#### [REQUIREMENT]
Look for the string "right" in the lines and copy each line that has it.

#### [INFORMATION GIVEN]
▼▼▼

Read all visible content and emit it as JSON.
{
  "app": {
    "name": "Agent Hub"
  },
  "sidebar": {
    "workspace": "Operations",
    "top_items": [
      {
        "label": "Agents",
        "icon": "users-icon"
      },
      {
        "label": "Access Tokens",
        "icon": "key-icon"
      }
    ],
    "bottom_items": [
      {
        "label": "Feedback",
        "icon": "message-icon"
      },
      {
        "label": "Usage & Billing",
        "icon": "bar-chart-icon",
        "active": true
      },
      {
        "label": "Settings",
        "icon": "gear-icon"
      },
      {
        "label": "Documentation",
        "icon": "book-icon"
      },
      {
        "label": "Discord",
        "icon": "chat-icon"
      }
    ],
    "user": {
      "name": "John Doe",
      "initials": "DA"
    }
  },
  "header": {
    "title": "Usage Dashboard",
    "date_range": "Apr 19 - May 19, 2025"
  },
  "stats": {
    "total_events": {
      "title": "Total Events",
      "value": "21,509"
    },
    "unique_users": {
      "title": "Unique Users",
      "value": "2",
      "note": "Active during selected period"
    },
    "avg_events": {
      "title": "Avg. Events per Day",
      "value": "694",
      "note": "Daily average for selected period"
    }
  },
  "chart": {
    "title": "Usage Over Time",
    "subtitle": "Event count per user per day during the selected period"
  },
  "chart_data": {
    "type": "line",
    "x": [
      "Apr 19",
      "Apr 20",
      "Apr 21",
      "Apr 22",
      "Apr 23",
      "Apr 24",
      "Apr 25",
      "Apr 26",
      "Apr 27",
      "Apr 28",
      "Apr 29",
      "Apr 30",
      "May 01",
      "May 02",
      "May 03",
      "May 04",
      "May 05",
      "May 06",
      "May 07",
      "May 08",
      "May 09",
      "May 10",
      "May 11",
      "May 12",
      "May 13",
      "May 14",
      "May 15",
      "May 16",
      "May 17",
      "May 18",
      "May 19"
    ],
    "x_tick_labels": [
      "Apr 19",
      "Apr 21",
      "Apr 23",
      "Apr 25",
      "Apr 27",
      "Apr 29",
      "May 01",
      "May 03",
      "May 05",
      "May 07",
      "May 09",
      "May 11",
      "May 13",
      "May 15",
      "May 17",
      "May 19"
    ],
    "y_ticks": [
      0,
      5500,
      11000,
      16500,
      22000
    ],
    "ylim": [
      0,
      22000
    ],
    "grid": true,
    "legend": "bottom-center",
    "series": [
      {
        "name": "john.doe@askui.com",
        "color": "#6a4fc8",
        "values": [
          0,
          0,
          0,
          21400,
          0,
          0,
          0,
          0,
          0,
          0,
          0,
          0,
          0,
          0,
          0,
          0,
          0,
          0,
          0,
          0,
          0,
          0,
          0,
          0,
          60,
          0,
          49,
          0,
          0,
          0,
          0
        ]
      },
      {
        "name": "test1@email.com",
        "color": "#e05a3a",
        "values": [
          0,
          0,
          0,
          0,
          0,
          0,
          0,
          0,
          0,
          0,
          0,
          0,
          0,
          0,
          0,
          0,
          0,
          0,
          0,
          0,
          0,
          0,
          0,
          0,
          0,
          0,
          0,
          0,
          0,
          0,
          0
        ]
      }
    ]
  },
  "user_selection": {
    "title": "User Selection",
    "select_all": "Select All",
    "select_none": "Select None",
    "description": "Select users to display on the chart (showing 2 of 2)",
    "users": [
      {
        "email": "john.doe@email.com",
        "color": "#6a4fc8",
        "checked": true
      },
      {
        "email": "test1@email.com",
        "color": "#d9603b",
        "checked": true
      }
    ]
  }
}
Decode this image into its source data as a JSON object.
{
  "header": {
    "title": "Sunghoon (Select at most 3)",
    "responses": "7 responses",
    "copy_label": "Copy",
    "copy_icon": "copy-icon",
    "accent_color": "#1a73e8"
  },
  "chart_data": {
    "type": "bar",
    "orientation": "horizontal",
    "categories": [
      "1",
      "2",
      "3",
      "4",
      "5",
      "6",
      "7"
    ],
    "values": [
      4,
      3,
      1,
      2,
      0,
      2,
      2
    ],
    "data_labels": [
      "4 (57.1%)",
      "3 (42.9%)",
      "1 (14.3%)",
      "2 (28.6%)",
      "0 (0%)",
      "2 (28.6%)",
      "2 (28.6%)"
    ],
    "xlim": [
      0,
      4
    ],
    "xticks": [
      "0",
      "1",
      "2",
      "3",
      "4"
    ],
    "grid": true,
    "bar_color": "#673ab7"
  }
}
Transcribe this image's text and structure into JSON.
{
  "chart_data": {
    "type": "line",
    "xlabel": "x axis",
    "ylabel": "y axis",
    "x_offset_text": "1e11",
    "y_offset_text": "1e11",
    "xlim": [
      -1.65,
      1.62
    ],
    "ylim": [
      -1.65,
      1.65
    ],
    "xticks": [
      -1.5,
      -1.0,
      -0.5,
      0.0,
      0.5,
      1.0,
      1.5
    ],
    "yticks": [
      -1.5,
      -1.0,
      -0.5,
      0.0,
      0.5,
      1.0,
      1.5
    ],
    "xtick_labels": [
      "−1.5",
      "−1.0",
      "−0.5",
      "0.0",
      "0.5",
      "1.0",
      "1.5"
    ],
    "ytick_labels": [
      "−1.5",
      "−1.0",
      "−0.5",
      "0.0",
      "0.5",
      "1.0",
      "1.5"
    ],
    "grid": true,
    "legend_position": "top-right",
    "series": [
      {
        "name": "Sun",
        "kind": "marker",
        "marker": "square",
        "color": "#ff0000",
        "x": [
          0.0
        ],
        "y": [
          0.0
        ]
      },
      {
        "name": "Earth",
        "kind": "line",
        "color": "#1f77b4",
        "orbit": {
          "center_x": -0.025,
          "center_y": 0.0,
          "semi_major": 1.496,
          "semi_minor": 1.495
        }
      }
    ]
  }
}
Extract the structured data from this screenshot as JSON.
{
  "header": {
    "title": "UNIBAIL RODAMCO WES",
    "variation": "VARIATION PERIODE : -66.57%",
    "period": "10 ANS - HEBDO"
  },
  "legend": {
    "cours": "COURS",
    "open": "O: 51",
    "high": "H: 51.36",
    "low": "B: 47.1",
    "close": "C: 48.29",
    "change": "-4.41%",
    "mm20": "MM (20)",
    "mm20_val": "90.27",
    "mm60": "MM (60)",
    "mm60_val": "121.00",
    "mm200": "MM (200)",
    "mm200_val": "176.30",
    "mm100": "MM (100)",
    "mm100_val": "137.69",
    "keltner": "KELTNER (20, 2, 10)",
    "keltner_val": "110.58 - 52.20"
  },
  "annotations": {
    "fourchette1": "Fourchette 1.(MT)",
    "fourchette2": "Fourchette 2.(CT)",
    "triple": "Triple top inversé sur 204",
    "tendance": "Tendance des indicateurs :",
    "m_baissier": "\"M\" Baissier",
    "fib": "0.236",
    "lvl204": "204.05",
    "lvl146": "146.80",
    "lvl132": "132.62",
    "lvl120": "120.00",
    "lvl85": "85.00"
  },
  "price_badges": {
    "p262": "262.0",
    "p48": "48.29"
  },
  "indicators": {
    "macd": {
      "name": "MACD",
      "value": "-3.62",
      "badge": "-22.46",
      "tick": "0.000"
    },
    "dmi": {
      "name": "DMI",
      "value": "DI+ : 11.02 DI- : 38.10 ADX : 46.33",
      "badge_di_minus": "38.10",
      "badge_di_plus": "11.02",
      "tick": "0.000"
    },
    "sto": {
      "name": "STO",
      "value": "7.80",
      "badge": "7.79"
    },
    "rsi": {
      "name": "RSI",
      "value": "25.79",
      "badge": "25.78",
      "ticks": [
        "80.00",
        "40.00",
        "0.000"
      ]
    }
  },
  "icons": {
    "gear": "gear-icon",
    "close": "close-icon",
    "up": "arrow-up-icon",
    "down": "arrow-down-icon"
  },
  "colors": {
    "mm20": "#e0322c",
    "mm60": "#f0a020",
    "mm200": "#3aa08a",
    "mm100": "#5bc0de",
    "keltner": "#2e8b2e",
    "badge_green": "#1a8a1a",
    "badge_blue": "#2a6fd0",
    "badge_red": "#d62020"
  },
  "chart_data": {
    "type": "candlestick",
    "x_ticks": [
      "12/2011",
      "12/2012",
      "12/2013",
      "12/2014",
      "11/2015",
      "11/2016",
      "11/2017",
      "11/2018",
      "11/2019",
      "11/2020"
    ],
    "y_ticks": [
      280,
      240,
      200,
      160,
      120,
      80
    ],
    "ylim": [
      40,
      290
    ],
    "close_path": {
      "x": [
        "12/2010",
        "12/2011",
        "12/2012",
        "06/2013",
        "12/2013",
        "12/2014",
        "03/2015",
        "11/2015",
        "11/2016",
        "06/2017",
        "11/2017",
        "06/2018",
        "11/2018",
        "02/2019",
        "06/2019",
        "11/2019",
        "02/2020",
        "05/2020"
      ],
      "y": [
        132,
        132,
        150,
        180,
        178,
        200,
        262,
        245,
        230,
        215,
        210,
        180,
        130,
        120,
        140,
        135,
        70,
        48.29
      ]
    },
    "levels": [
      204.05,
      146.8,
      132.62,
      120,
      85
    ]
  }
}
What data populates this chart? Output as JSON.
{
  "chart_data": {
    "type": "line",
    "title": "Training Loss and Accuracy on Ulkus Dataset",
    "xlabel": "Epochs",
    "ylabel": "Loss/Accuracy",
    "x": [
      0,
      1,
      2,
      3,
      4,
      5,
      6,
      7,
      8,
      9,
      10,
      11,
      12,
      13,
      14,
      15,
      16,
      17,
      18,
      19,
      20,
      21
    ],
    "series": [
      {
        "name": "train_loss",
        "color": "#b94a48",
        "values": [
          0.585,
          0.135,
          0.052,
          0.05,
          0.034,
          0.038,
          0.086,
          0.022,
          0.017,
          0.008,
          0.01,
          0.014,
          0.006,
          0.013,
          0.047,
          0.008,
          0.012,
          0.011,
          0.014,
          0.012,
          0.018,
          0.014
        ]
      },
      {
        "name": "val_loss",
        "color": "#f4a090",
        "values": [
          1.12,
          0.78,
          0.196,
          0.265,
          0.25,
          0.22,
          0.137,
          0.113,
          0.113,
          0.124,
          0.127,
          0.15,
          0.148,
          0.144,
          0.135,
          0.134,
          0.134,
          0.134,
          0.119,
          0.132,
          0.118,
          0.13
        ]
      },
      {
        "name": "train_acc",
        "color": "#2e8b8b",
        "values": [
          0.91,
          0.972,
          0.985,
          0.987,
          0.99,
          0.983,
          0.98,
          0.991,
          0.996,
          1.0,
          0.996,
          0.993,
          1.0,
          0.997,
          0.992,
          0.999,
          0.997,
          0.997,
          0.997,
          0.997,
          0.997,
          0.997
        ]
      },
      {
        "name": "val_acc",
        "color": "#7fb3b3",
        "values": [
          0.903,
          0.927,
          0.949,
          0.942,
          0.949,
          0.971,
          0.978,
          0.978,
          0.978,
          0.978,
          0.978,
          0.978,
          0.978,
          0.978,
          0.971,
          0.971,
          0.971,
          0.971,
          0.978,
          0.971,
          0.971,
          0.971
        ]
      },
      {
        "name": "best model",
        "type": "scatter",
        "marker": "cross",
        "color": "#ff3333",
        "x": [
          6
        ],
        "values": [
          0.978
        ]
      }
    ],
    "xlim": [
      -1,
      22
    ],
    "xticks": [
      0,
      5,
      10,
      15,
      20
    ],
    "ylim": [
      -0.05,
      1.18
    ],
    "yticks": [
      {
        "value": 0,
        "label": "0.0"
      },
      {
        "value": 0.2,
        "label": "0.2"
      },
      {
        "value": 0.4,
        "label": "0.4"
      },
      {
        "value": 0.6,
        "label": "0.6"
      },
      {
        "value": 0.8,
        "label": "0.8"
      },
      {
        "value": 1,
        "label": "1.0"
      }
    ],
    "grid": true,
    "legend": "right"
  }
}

▲▲▲

#### [THE REPLY]
    "legend_position": "top-right",
    "legend": "right"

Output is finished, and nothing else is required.